WORK TO BE COMPLETED: Retype all of the data exactly as given.

<<<<

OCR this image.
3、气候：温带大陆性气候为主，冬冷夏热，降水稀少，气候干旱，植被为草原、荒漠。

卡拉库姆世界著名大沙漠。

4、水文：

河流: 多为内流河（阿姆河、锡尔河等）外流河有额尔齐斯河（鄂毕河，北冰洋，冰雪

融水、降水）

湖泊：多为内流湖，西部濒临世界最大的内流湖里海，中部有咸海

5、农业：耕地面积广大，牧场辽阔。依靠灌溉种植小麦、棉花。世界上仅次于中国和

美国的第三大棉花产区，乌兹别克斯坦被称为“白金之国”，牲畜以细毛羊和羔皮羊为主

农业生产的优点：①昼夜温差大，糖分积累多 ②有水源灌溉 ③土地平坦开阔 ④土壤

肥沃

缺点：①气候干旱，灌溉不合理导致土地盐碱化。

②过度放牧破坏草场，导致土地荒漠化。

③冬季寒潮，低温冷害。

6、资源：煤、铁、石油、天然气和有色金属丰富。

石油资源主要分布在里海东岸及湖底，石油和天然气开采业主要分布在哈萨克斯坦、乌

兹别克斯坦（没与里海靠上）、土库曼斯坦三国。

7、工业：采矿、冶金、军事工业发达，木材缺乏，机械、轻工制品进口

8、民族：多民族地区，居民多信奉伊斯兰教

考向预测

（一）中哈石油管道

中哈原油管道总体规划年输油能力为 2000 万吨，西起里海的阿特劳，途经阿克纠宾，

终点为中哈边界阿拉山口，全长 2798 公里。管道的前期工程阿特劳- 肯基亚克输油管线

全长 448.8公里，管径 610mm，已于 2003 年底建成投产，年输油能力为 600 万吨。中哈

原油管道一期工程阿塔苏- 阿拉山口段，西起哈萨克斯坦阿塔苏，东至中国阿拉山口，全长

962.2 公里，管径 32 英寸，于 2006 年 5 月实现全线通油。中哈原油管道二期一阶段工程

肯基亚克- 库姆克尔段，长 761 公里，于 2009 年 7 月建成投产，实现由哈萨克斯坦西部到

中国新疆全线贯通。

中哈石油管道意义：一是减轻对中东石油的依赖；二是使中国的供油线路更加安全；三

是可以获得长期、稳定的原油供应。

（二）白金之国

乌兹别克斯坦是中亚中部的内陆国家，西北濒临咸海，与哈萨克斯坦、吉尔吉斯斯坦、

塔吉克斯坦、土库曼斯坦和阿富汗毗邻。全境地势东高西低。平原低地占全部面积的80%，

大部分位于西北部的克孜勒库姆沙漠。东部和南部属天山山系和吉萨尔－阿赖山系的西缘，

>>>>

FINAL RESULT:
OCR this image.
3、气候：温带大陆性气候为主，冬冷夏热，降水稀少，气候干旱，植被为草原、荒漠。

卡拉库姆世界著名大沙漠。

4、水文：

河流: 多为内流河（阿姆河、锡尔河等）外流河有额尔齐斯河（鄂毕河，北冰洋，冰雪

融水、降水）

湖泊：多为内流湖，西部濒临世界最大的内流湖里海，中部有咸海

5、农业：耕地面积广大，牧场辽阔。依靠灌溉种植小麦、棉花。世界上仅次于中国和

美国的第三大棉花产区，乌兹别克斯坦被称为“白金之国”，牲畜以细毛羊和羔皮羊为主

农业生产的优点：①昼夜温差大，糖分积累多 ②有水源灌溉 ③土地平坦开阔 ④土壤

肥沃

缺点：①气候干旱，灌溉不合理导致土地盐碱化。

②过度放牧破坏草场，导致土地荒漠化。

③冬季寒潮，低温冷害。

6、资源：煤、铁、石油、天然气和有色金属丰富。

石油资源主要分布在里海东岸及湖底，石油和天然气开采业主要分布在哈萨克斯坦、乌

兹别克斯坦（没与里海靠上）、土库曼斯坦三国。

7、工业：采矿、冶金、军事工业发达，木材缺乏，机械、轻工制品进口

8、民族：多民族地区，居民多信奉伊斯兰教

考向预测

（一）中哈石油管道

中哈原油管道总体规划年输油能力为 2000 万吨，西起里海的阿特劳，途经阿克纠宾，

终点为中哈边界阿拉山口，全长 2798 公里。管道的前期工程阿特劳- 肯基亚克输油管线

全长 448.8公里，管径 610mm，已于 2003 年底建成投产，年输油能力为 600 万吨。中哈

原油管道一期工程阿塔苏- 阿拉山口段，西起哈萨克斯坦阿塔苏，东至中国阿拉山口，全长

962.2 公里，管径 32 英寸，于 2006 年 5 月实现全线通油。中哈原油管道二期一阶段工程

肯基亚克- 库姆克尔段，长 761 公里，于 2009 年 7 月建成投产，实现由哈萨克斯坦西部到

中国新疆全线贯通。

中哈石油管道意义：一是减轻对中东石油的依赖；二是使中国的供油线路更加安全；三

是可以获得长期、稳定的原油供应。

（二）白金之国

乌兹别克斯坦是中亚中部的内陆国家，西北濒临咸海，与哈萨克斯坦、吉尔吉斯斯坦、

塔吉克斯坦、土库曼斯坦和阿富汗毗邻。全境地势东高西低。平原低地占全部面积的80%，

大部分位于西北部的克孜勒库姆沙漠。东部和南部属天山山系和吉萨尔－阿赖山系的西缘，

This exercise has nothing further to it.